§ WHAT IS BEING ASKED
In the entries below, find every line holding the string "million" and collect it.

◆ ◆ ◆ ◆ ◆

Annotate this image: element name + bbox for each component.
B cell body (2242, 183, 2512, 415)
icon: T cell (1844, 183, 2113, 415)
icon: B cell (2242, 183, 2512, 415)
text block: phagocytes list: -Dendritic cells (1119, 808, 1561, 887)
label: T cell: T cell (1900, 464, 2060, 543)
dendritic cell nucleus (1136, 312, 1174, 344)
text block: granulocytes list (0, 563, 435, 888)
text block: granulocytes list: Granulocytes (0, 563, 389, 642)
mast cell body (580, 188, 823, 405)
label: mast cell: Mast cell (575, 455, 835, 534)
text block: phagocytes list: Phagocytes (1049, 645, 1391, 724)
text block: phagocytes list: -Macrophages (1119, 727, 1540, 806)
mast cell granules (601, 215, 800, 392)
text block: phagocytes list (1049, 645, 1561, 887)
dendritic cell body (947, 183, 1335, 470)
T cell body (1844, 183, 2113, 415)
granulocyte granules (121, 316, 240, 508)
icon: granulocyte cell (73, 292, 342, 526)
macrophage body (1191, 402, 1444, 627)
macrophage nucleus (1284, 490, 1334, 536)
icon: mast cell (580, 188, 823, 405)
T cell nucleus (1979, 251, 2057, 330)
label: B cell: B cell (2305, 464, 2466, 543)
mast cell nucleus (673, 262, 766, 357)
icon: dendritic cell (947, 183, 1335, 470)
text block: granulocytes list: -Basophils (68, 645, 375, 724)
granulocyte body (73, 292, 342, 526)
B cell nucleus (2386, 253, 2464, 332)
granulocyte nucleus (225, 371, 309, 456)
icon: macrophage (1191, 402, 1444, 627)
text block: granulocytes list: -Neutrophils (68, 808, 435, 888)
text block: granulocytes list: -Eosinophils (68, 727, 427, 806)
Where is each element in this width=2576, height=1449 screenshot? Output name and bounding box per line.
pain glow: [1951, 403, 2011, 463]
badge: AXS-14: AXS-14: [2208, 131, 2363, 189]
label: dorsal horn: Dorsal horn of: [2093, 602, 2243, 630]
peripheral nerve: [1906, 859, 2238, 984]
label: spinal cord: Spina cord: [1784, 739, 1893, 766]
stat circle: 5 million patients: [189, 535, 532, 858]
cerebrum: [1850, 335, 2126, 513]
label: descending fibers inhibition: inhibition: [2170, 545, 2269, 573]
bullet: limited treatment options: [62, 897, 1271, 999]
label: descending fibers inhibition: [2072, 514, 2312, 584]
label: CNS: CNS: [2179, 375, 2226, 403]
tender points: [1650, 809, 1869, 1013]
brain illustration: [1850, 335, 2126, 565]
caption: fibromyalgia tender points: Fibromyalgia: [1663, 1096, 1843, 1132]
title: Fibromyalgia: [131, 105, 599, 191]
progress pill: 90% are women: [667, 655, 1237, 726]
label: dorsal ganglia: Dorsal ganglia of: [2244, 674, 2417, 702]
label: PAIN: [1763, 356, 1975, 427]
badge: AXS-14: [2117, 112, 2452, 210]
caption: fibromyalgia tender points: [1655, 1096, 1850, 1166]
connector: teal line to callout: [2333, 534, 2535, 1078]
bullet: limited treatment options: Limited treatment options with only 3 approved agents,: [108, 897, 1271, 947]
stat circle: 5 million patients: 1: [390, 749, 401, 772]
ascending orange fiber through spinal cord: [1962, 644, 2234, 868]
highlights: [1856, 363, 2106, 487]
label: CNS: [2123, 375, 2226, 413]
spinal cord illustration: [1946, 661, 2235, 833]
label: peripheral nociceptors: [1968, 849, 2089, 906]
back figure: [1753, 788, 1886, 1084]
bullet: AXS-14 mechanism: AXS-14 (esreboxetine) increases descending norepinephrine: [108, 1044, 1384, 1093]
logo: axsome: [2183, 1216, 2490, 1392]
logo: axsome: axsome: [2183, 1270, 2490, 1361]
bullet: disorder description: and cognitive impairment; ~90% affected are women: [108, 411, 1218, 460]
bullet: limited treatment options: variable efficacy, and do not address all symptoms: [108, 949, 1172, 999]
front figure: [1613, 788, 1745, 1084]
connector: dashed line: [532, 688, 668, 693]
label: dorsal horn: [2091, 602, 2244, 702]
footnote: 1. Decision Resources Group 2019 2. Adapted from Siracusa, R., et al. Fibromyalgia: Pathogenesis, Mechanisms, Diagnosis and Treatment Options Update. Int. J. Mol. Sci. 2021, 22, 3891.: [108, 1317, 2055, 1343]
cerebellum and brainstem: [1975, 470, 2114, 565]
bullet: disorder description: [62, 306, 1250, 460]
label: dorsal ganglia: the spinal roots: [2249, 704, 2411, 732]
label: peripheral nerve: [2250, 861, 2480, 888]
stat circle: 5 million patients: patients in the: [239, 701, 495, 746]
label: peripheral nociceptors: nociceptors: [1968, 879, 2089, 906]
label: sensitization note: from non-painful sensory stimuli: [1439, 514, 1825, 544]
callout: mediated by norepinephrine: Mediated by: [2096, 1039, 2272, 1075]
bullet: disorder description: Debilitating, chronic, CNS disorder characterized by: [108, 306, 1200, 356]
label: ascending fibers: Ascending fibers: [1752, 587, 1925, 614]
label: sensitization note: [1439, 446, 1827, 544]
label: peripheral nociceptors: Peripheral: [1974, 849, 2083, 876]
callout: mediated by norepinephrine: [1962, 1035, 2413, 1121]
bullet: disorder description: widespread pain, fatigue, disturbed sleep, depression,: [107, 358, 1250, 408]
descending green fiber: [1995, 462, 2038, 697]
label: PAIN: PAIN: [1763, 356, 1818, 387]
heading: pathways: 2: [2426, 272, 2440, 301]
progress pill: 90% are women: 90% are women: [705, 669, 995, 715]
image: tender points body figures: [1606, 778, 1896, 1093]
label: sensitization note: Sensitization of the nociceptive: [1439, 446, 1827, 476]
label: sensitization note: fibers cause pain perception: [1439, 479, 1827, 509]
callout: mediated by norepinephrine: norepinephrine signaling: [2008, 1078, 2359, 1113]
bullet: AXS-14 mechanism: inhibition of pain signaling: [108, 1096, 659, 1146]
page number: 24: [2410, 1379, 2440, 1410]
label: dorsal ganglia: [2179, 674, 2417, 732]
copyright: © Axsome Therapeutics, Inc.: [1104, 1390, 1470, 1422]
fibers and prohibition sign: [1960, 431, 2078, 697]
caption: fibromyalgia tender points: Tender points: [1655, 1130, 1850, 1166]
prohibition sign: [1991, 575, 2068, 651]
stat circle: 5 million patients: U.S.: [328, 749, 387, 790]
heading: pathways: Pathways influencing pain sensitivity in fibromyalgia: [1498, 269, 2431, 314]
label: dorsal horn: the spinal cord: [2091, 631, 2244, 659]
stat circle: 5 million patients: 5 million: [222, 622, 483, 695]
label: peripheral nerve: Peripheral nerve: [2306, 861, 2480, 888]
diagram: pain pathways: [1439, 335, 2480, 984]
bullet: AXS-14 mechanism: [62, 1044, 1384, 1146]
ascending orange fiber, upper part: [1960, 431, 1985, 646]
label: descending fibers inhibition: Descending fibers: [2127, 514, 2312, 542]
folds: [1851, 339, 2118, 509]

◆ ◆ ◆ ◆ ◆

§ COMPLETED TASK
stat circle: 5 million patients: [189, 535, 532, 858]
stat circle: 5 million patients: 1: [390, 749, 401, 772]
stat circle: 5 million patients: patients in the: [239, 701, 495, 746]
stat circle: 5 million patients: U.S.: [328, 749, 387, 790]
stat circle: 5 million patients: 5 million: [222, 622, 483, 695]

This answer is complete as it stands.